Exercise goal:
A verbatim copy of the records is required, with all pictures left out.

Given entries:

· · · ·

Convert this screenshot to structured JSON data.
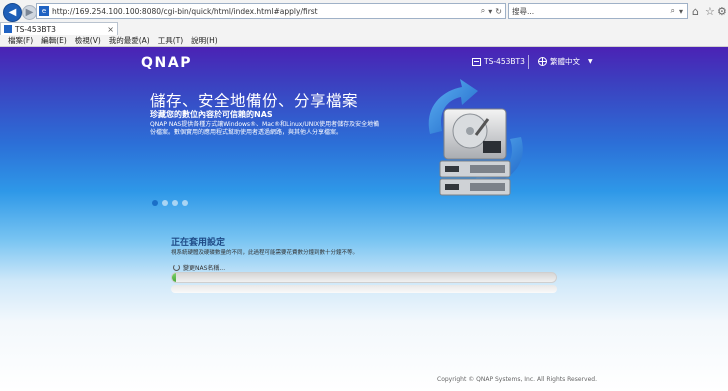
{
  "browser": {
    "address_url": "http://169.254.100.100:8080/cgi-bin/quick/html/index.html#apply/first",
    "search_placeholder": "搜尋...",
    "tab_label": "TS-453BT3",
    "menu": [
      "檔案(F)",
      "編輯(E)",
      "檢視(V)",
      "我的最愛(A)",
      "工具(T)",
      "說明(H)"
    ]
  },
  "header": {
    "logo": "QNAP",
    "model": "TS-453BT3",
    "language": "繁體中文"
  },
  "hero": {
    "title": "儲存、安全地備份、分享檔案",
    "subtitle": "珍藏您的數位內容於可信賴的NAS",
    "description": "QNAP NAS提供各種方式讓Windows®、Mac®和Linux/UNIX使用者儲存及安全地備份檔案。數個實用的應用程式幫助使用者透過網路，與其他人分享檔案。",
    "carousel_count": 4,
    "carousel_active": 0
  },
  "setup": {
    "title": "正在套用設定",
    "description": "視系統硬體及硬碟數量的不同，此過程可能需要花費數分鐘到數十分鐘不等。",
    "status": "變更NAS名稱...",
    "progress_fraction": 0.01
  },
  "footer": {
    "copyright": "Copyright © QNAP Systems, Inc. All Rights Reserved."
  },
  "colors": {
    "brand_purple": "#4b22b5",
    "brand_blue": "#2e98e8",
    "progress_green": "#46a83a",
    "setup_title": "#1e4a86"
  }
}
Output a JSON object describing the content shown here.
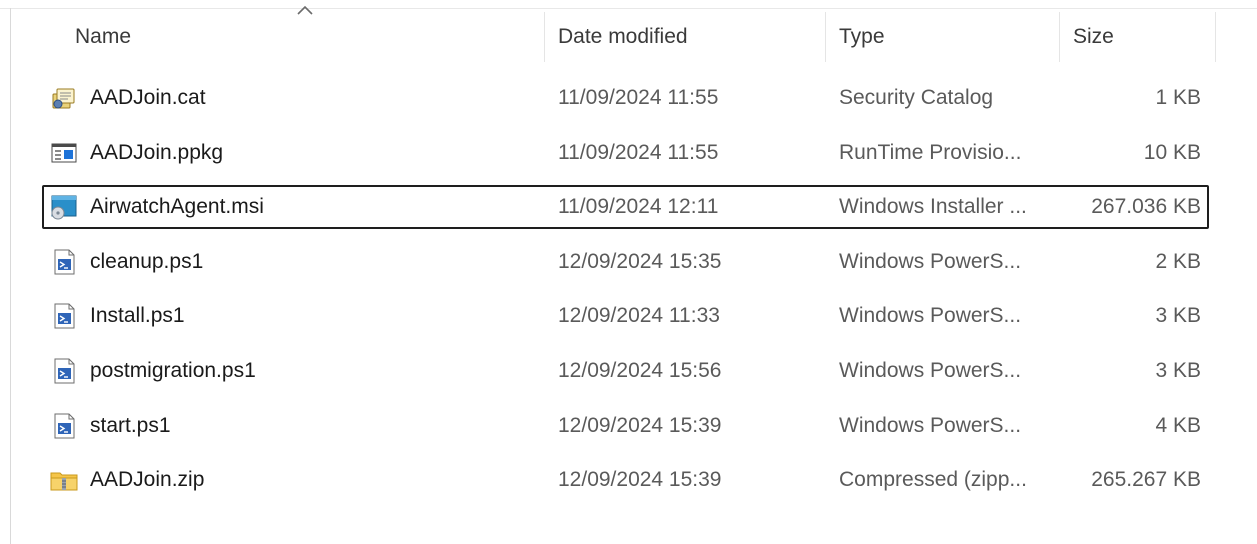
{
  "columns": {
    "name": "Name",
    "date": "Date modified",
    "type": "Type",
    "size": "Size"
  },
  "sort": {
    "column": "name",
    "icon": "sort-caret-up-icon"
  },
  "files": [
    {
      "name": "AADJoin.cat",
      "date": "11/09/2024 11:55",
      "type": "Security Catalog",
      "size": "1 KB",
      "icon": "security-catalog-icon",
      "selected": false
    },
    {
      "name": "AADJoin.ppkg",
      "date": "11/09/2024 11:55",
      "type": "RunTime Provisio...",
      "size": "10 KB",
      "icon": "provisioning-package-icon",
      "selected": false
    },
    {
      "name": "AirwatchAgent.msi",
      "date": "11/09/2024 12:11",
      "type": "Windows Installer ...",
      "size": "267.036 KB",
      "icon": "msi-installer-icon",
      "selected": true
    },
    {
      "name": "cleanup.ps1",
      "date": "12/09/2024 15:35",
      "type": "Windows PowerS...",
      "size": "2 KB",
      "icon": "powershell-script-icon",
      "selected": false
    },
    {
      "name": "Install.ps1",
      "date": "12/09/2024 11:33",
      "type": "Windows PowerS...",
      "size": "3 KB",
      "icon": "powershell-script-icon",
      "selected": false
    },
    {
      "name": "postmigration.ps1",
      "date": "12/09/2024 15:56",
      "type": "Windows PowerS...",
      "size": "3 KB",
      "icon": "powershell-script-icon",
      "selected": false
    },
    {
      "name": "start.ps1",
      "date": "12/09/2024 15:39",
      "type": "Windows PowerS...",
      "size": "4 KB",
      "icon": "powershell-script-icon",
      "selected": false
    },
    {
      "name": "AADJoin.zip",
      "date": "12/09/2024 15:39",
      "type": "Compressed (zipp...",
      "size": "265.267 KB",
      "icon": "zip-folder-icon",
      "selected": false
    }
  ]
}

· · · ·

The answer:
Convert this screenshot to structured JSON data.
{
  "browser": {
    "address_url": "http://169.254.100.100:8080/cgi-bin/quick/html/index.html#apply/first",
    "search_placeholder": "搜尋...",
    "tab_label": "TS-453BT3",
    "menu": [
      "檔案(F)",
      "編輯(E)",
      "檢視(V)",
      "我的最愛(A)",
      "工具(T)",
      "說明(H)"
    ]
  },
  "header": {
    "logo": "QNAP",
    "model": "TS-453BT3",
    "language": "繁體中文"
  },
  "hero": {
    "title": "儲存、安全地備份、分享檔案",
    "subtitle": "珍藏您的數位內容於可信賴的NAS",
    "description": "QNAP NAS提供各種方式讓Windows®、Mac®和Linux/UNIX使用者儲存及安全地備份檔案。數個實用的應用程式幫助使用者透過網路，與其他人分享檔案。",
    "carousel_count": 4,
    "carousel_active": 0
  },
  "setup": {
    "title": "正在套用設定",
    "description": "視系統硬體及硬碟數量的不同，此過程可能需要花費數分鐘到數十分鐘不等。",
    "status": "變更NAS名稱...",
    "progress_fraction": 0.01
  },
  "footer": {
    "copyright": "Copyright © QNAP Systems, Inc. All Rights Reserved."
  },
  "colors": {
    "brand_purple": "#4b22b5",
    "brand_blue": "#2e98e8",
    "progress_green": "#46a83a",
    "setup_title": "#1e4a86"
  }
}
Output a JSON object describing the content shown here.
{
  "columns": {
    "name": "Name",
    "date": "Date modified",
    "type": "Type",
    "size": "Size"
  },
  "sort": {
    "column": "name",
    "icon": "sort-caret-up-icon"
  },
  "files": [
    {
      "name": "AADJoin.cat",
      "date": "11/09/2024 11:55",
      "type": "Security Catalog",
      "size": "1 KB",
      "icon": "security-catalog-icon",
      "selected": false
    },
    {
      "name": "AADJoin.ppkg",
      "date": "11/09/2024 11:55",
      "type": "RunTime Provisio...",
      "size": "10 KB",
      "icon": "provisioning-package-icon",
      "selected": false
    },
    {
      "name": "AirwatchAgent.msi",
      "date": "11/09/2024 12:11",
      "type": "Windows Installer ...",
      "size": "267.036 KB",
      "icon": "msi-installer-icon",
      "selected": true
    },
    {
      "name": "cleanup.ps1",
      "date": "12/09/2024 15:35",
      "type": "Windows PowerS...",
      "size": "2 KB",
      "icon": "powershell-script-icon",
      "selected": false
    },
    {
      "name": "Install.ps1",
      "date": "12/09/2024 11:33",
      "type": "Windows PowerS...",
      "size": "3 KB",
      "icon": "powershell-script-icon",
      "selected": false
    },
    {
      "name": "postmigration.ps1",
      "date": "12/09/2024 15:56",
      "type": "Windows PowerS...",
      "size": "3 KB",
      "icon": "powershell-script-icon",
      "selected": false
    },
    {
      "name": "start.ps1",
      "date": "12/09/2024 15:39",
      "type": "Windows PowerS...",
      "size": "4 KB",
      "icon": "powershell-script-icon",
      "selected": false
    },
    {
      "name": "AADJoin.zip",
      "date": "12/09/2024 15:39",
      "type": "Compressed (zipp...",
      "size": "265.267 KB",
      "icon": "zip-folder-icon",
      "selected": false
    }
  ]
}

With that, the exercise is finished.